Extracted data entries
------------------------------------------------------------------------

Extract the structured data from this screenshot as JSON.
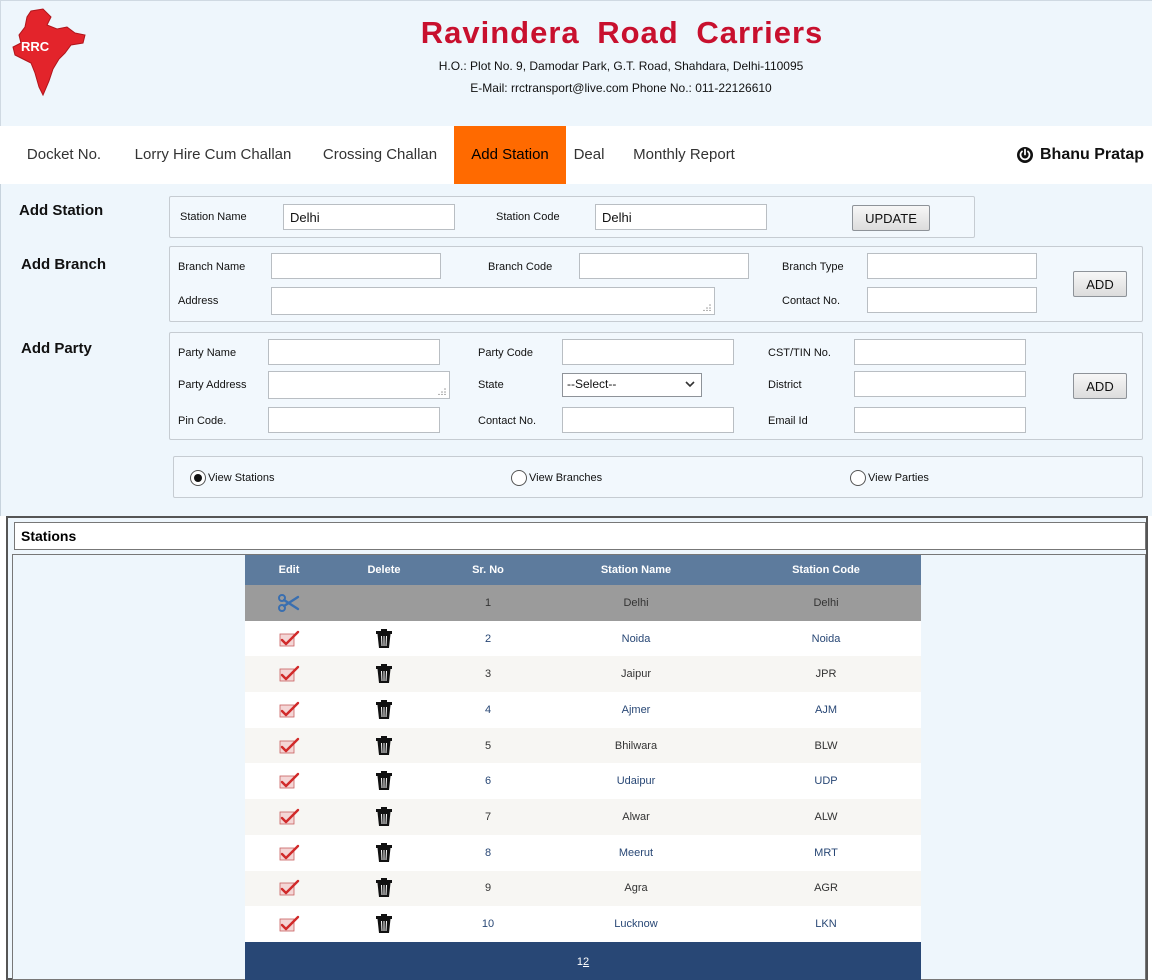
{
  "header": {
    "logo_text": "RRC",
    "company_name": "Ravindera  Road  Carriers",
    "address": "H.O.: Plot No. 9, Damodar Park, G.T. Road, Shahdara, Delhi-110095",
    "contact": "E-Mail: rrctransport@live.com Phone No.: 011-22126610"
  },
  "nav": {
    "items": [
      {
        "label": "Docket No."
      },
      {
        "label": "Lorry Hire Cum Challan"
      },
      {
        "label": "Crossing Challan"
      },
      {
        "label": "Add Station",
        "active": true
      },
      {
        "label": "Deal"
      },
      {
        "label": "Monthly Report"
      }
    ],
    "user": "Bhanu Pratap"
  },
  "add_station": {
    "title": "Add Station",
    "station_name_label": "Station Name",
    "station_name_value": "Delhi",
    "station_code_label": "Station Code",
    "station_code_value": "Delhi",
    "update_label": "UPDATE"
  },
  "add_branch": {
    "title": "Add Branch",
    "branch_name_label": "Branch Name",
    "branch_code_label": "Branch Code",
    "branch_type_label": "Branch Type",
    "address_label": "Address",
    "contact_label": "Contact No.",
    "add_label": "ADD"
  },
  "add_party": {
    "title": "Add Party",
    "party_name_label": "Party Name",
    "party_code_label": "Party Code",
    "cst_label": "CST/TIN No.",
    "party_address_label": "Party Address",
    "state_label": "State",
    "state_selected": "--Select--",
    "district_label": "District",
    "pin_label": "Pin Code.",
    "contact_label": "Contact No.",
    "email_label": "Email Id",
    "add_label": "ADD"
  },
  "view_options": {
    "stations": "View Stations",
    "branches": "View Branches",
    "parties": "View Parties",
    "selected": "stations"
  },
  "grid": {
    "title": "Stations",
    "columns": [
      "Edit",
      "Delete",
      "Sr. No",
      "Station Name",
      "Station Code"
    ],
    "rows": [
      {
        "sr": "1",
        "name": "Delhi",
        "code": "Delhi",
        "selected": true
      },
      {
        "sr": "2",
        "name": "Noida",
        "code": "Noida"
      },
      {
        "sr": "3",
        "name": "Jaipur",
        "code": "JPR"
      },
      {
        "sr": "4",
        "name": "Ajmer",
        "code": "AJM"
      },
      {
        "sr": "5",
        "name": "Bhilwara",
        "code": "BLW"
      },
      {
        "sr": "6",
        "name": "Udaipur",
        "code": "UDP"
      },
      {
        "sr": "7",
        "name": "Alwar",
        "code": "ALW"
      },
      {
        "sr": "8",
        "name": "Meerut",
        "code": "MRT"
      },
      {
        "sr": "9",
        "name": "Agra",
        "code": "AGR"
      },
      {
        "sr": "10",
        "name": "Lucknow",
        "code": "LKN"
      }
    ],
    "pager": {
      "current": "1",
      "next": "2"
    }
  },
  "colors": {
    "brand_red": "#c8102e",
    "nav_active": "#ff6a00",
    "grid_header": "#5d7b9d",
    "grid_pager": "#284775",
    "grid_selected": "#9b9b9b"
  },
  "icons": {
    "edit": "pencil-check-icon",
    "delete": "trash-icon",
    "cancel": "scissors-icon",
    "user": "power-icon"
  }
}
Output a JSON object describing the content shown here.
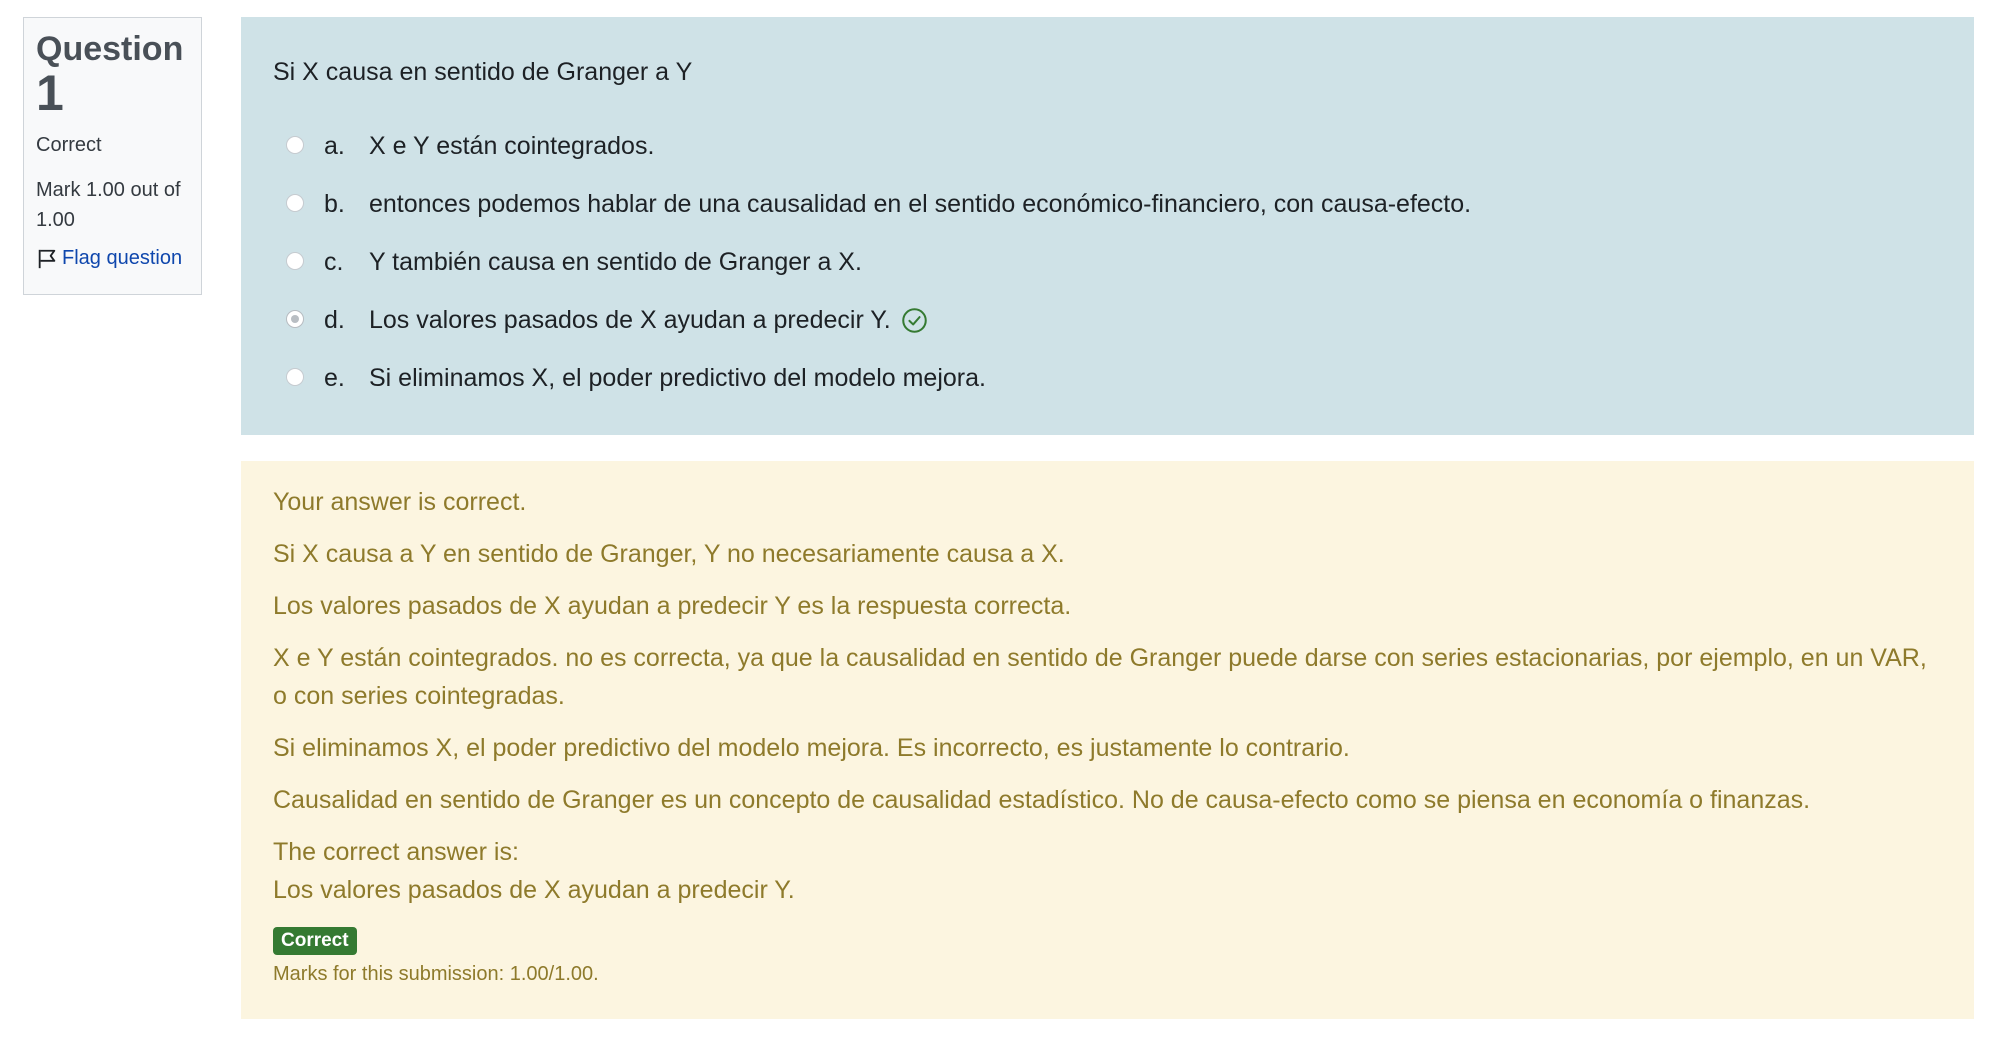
{
  "info": {
    "question_label": "Question",
    "question_number": "1",
    "state": "Correct",
    "grade": "Mark 1.00 out of 1.00",
    "flag_label": "Flag question"
  },
  "question": {
    "text": "Si X causa en sentido de Granger a Y",
    "answers": [
      {
        "letter": "a.",
        "text": "X e Y están cointegrados.",
        "selected": false
      },
      {
        "letter": "b.",
        "text": "entonces podemos hablar de una causalidad en el sentido económico-financiero, con causa-efecto.",
        "selected": false
      },
      {
        "letter": "c.",
        "text": "Y también causa en sentido de Granger a X.",
        "selected": false
      },
      {
        "letter": "d.",
        "text": "Los valores pasados de X ayudan a predecir Y.",
        "selected": true
      },
      {
        "letter": "e.",
        "text": "Si eliminamos X, el poder predictivo del modelo mejora.",
        "selected": false
      }
    ]
  },
  "feedback": {
    "paragraphs": [
      "Your answer is correct.",
      "Si X causa a Y en sentido de Granger, Y no necesariamente causa a X.",
      "Los valores pasados de X ayudan a predecir Y es la respuesta correcta.",
      "X e Y están cointegrados. no es correcta, ya que la causalidad en sentido de  Granger puede darse con series estacionarias, por ejemplo, en un VAR, o con series cointegradas.",
      "Si eliminamos X, el poder predictivo del modelo mejora. Es incorrecto, es justamente lo contrario.",
      "Causalidad en sentido de Granger es un concepto de causalidad estadístico. No de causa-efecto como se piensa en economía o finanzas."
    ],
    "right_answer_label": "The correct answer is:",
    "right_answer": "Los valores pasados de X ayudan a predecir Y.",
    "badge": "Correct",
    "marks": "Marks for this submission: 1.00/1.00."
  },
  "colors": {
    "content_bg": "#cfe2e7",
    "feedback_bg": "#fcf5e0",
    "feedback_text": "#8e7a2b",
    "badge_bg": "#357a32",
    "link": "#0f47ad",
    "correct_icon": "#357a32"
  },
  "icons": {
    "flag": "flag-icon",
    "correct": "check-circle-icon"
  }
}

------------------------------------------------------------------------

WHAT YOU WILL DO ->
Omit every image. Quote each record exactly.

WRITTEN RESPONSE ->
Extract the structured data from this screenshot as JSON.
{
  "header": {
    "logo_text": "RRC",
    "company_name": "Ravindera  Road  Carriers",
    "address": "H.O.: Plot No. 9, Damodar Park, G.T. Road, Shahdara, Delhi-110095",
    "contact": "E-Mail: rrctransport@live.com Phone No.: 011-22126610"
  },
  "nav": {
    "items": [
      {
        "label": "Docket No."
      },
      {
        "label": "Lorry Hire Cum Challan"
      },
      {
        "label": "Crossing Challan"
      },
      {
        "label": "Add Station",
        "active": true
      },
      {
        "label": "Deal"
      },
      {
        "label": "Monthly Report"
      }
    ],
    "user": "Bhanu Pratap"
  },
  "add_station": {
    "title": "Add Station",
    "station_name_label": "Station Name",
    "station_name_value": "Delhi",
    "station_code_label": "Station Code",
    "station_code_value": "Delhi",
    "update_label": "UPDATE"
  },
  "add_branch": {
    "title": "Add Branch",
    "branch_name_label": "Branch Name",
    "branch_code_label": "Branch Code",
    "branch_type_label": "Branch Type",
    "address_label": "Address",
    "contact_label": "Contact No.",
    "add_label": "ADD"
  },
  "add_party": {
    "title": "Add Party",
    "party_name_label": "Party Name",
    "party_code_label": "Party Code",
    "cst_label": "CST/TIN No.",
    "party_address_label": "Party Address",
    "state_label": "State",
    "state_selected": "--Select--",
    "district_label": "District",
    "pin_label": "Pin Code.",
    "contact_label": "Contact No.",
    "email_label": "Email Id",
    "add_label": "ADD"
  },
  "view_options": {
    "stations": "View Stations",
    "branches": "View Branches",
    "parties": "View Parties",
    "selected": "stations"
  },
  "grid": {
    "title": "Stations",
    "columns": [
      "Edit",
      "Delete",
      "Sr. No",
      "Station Name",
      "Station Code"
    ],
    "rows": [
      {
        "sr": "1",
        "name": "Delhi",
        "code": "Delhi",
        "selected": true
      },
      {
        "sr": "2",
        "name": "Noida",
        "code": "Noida"
      },
      {
        "sr": "3",
        "name": "Jaipur",
        "code": "JPR"
      },
      {
        "sr": "4",
        "name": "Ajmer",
        "code": "AJM"
      },
      {
        "sr": "5",
        "name": "Bhilwara",
        "code": "BLW"
      },
      {
        "sr": "6",
        "name": "Udaipur",
        "code": "UDP"
      },
      {
        "sr": "7",
        "name": "Alwar",
        "code": "ALW"
      },
      {
        "sr": "8",
        "name": "Meerut",
        "code": "MRT"
      },
      {
        "sr": "9",
        "name": "Agra",
        "code": "AGR"
      },
      {
        "sr": "10",
        "name": "Lucknow",
        "code": "LKN"
      }
    ],
    "pager": {
      "current": "1",
      "next": "2"
    }
  },
  "colors": {
    "brand_red": "#c8102e",
    "nav_active": "#ff6a00",
    "grid_header": "#5d7b9d",
    "grid_pager": "#284775",
    "grid_selected": "#9b9b9b"
  },
  "icons": {
    "edit": "pencil-check-icon",
    "delete": "trash-icon",
    "cancel": "scissors-icon",
    "user": "power-icon"
  }
}
Output a JSON object describing the content shown here.
{
  "info": {
    "question_label": "Question",
    "question_number": "1",
    "state": "Correct",
    "grade": "Mark 1.00 out of 1.00",
    "flag_label": "Flag question"
  },
  "question": {
    "text": "Si X causa en sentido de Granger a Y",
    "answers": [
      {
        "letter": "a.",
        "text": "X e Y están cointegrados.",
        "selected": false
      },
      {
        "letter": "b.",
        "text": "entonces podemos hablar de una causalidad en el sentido económico-financiero, con causa-efecto.",
        "selected": false
      },
      {
        "letter": "c.",
        "text": "Y también causa en sentido de Granger a X.",
        "selected": false
      },
      {
        "letter": "d.",
        "text": "Los valores pasados de X ayudan a predecir Y.",
        "selected": true
      },
      {
        "letter": "e.",
        "text": "Si eliminamos X, el poder predictivo del modelo mejora.",
        "selected": false
      }
    ]
  },
  "feedback": {
    "paragraphs": [
      "Your answer is correct.",
      "Si X causa a Y en sentido de Granger, Y no necesariamente causa a X.",
      "Los valores pasados de X ayudan a predecir Y es la respuesta correcta.",
      "X e Y están cointegrados. no es correcta, ya que la causalidad en sentido de  Granger puede darse con series estacionarias, por ejemplo, en un VAR, o con series cointegradas.",
      "Si eliminamos X, el poder predictivo del modelo mejora. Es incorrecto, es justamente lo contrario.",
      "Causalidad en sentido de Granger es un concepto de causalidad estadístico. No de causa-efecto como se piensa en economía o finanzas."
    ],
    "right_answer_label": "The correct answer is:",
    "right_answer": "Los valores pasados de X ayudan a predecir Y.",
    "badge": "Correct",
    "marks": "Marks for this submission: 1.00/1.00."
  },
  "colors": {
    "content_bg": "#cfe2e7",
    "feedback_bg": "#fcf5e0",
    "feedback_text": "#8e7a2b",
    "badge_bg": "#357a32",
    "link": "#0f47ad",
    "correct_icon": "#357a32"
  },
  "icons": {
    "flag": "flag-icon",
    "correct": "check-circle-icon"
  }
}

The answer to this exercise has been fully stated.